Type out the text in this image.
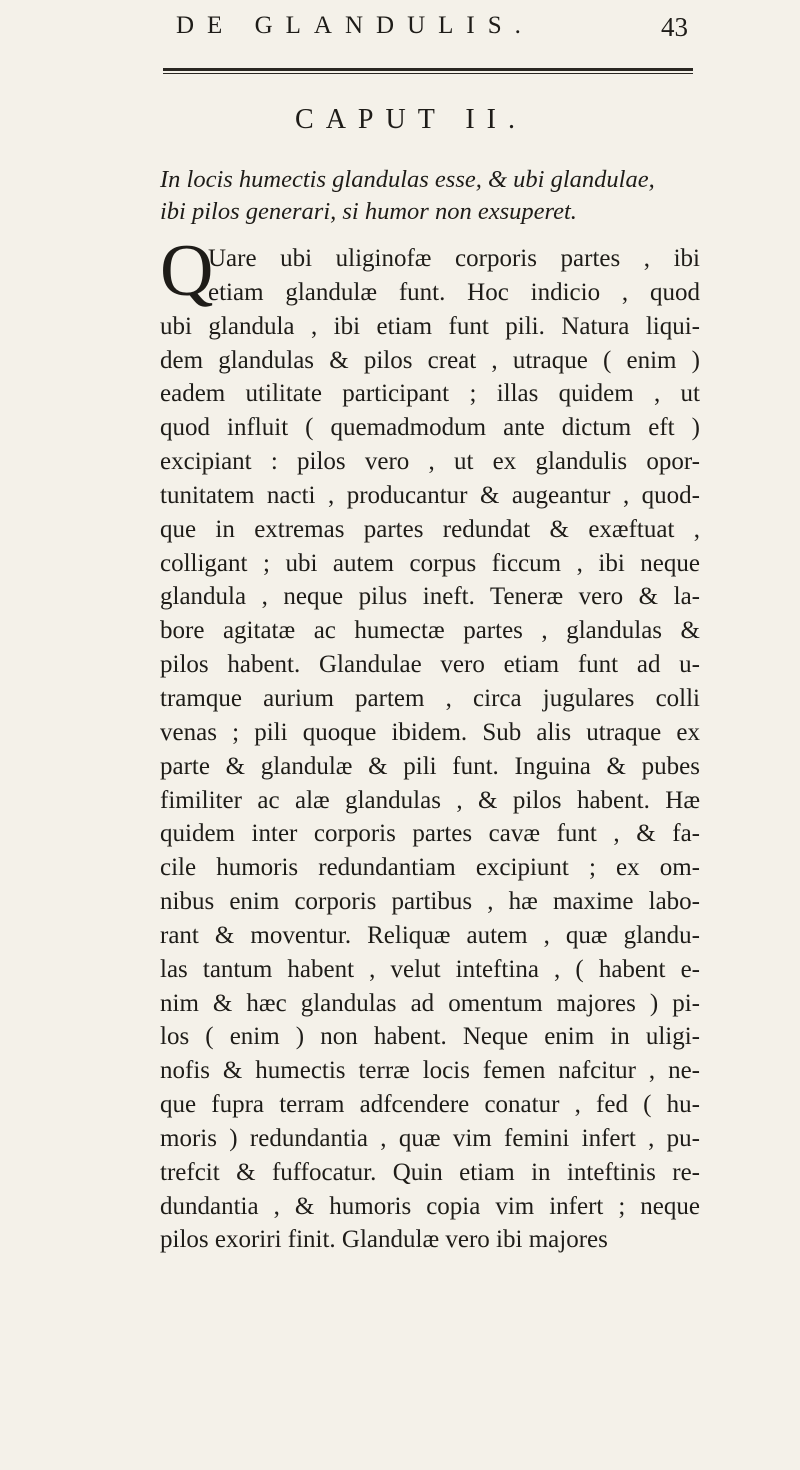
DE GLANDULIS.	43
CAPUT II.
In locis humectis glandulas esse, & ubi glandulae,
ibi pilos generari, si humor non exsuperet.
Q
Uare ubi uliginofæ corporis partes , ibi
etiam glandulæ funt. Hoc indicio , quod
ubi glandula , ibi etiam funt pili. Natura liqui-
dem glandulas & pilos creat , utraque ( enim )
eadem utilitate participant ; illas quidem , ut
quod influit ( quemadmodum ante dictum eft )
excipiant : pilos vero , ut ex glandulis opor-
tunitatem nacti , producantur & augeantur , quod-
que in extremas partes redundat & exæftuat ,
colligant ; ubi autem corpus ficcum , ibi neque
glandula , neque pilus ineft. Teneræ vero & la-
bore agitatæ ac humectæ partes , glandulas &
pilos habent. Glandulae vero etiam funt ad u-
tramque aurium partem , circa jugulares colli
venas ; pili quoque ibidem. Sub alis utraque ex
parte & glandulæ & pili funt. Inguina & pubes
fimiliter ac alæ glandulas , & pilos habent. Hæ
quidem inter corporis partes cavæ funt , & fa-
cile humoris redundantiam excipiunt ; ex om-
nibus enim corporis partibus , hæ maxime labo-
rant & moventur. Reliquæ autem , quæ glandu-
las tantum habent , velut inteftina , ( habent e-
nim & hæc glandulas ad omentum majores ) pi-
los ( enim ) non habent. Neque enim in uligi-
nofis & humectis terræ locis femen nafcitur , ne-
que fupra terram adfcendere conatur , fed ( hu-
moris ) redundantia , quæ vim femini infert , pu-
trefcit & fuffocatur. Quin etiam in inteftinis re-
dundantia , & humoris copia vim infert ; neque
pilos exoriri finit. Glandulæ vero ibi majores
•••
• EXERCISE AIM:
Copy the listing exactly. Any image in it stays out of the copy.

• SOLUTION TO THIS PROBLEM:
Type out the text in this image.
DE GLANDULIS.	43
CAPUT II.
In locis humectis glandulas esse, & ubi glandulae,
ibi pilos generari, si humor non exsuperet.
Q
Uare ubi uliginofæ corporis partes , ibi
etiam glandulæ funt. Hoc indicio , quod
ubi glandula , ibi etiam funt pili. Natura liqui-
dem glandulas & pilos creat , utraque ( enim )
eadem utilitate participant ; illas quidem , ut
quod influit ( quemadmodum ante dictum eft )
excipiant : pilos vero , ut ex glandulis opor-
tunitatem nacti , producantur & augeantur , quod-
que in extremas partes redundat & exæftuat ,
colligant ; ubi autem corpus ficcum , ibi neque
glandula , neque pilus ineft. Teneræ vero & la-
bore agitatæ ac humectæ partes , glandulas &
pilos habent. Glandulae vero etiam funt ad u-
tramque aurium partem , circa jugulares colli
venas ; pili quoque ibidem. Sub alis utraque ex
parte & glandulæ & pili funt. Inguina & pubes
fimiliter ac alæ glandulas , & pilos habent. Hæ
quidem inter corporis partes cavæ funt , & fa-
cile humoris redundantiam excipiunt ; ex om-
nibus enim corporis partibus , hæ maxime labo-
rant & moventur. Reliquæ autem , quæ glandu-
las tantum habent , velut inteftina , ( habent e-
nim & hæc glandulas ad omentum majores ) pi-
los ( enim ) non habent. Neque enim in uligi-
nofis & humectis terræ locis femen nafcitur , ne-
que fupra terram adfcendere conatur , fed ( hu-
moris ) redundantia , quæ vim femini infert , pu-
trefcit & fuffocatur. Quin etiam in inteftinis re-
dundantia , & humoris copia vim infert ; neque
pilos exoriri finit. Glandulæ vero ibi majores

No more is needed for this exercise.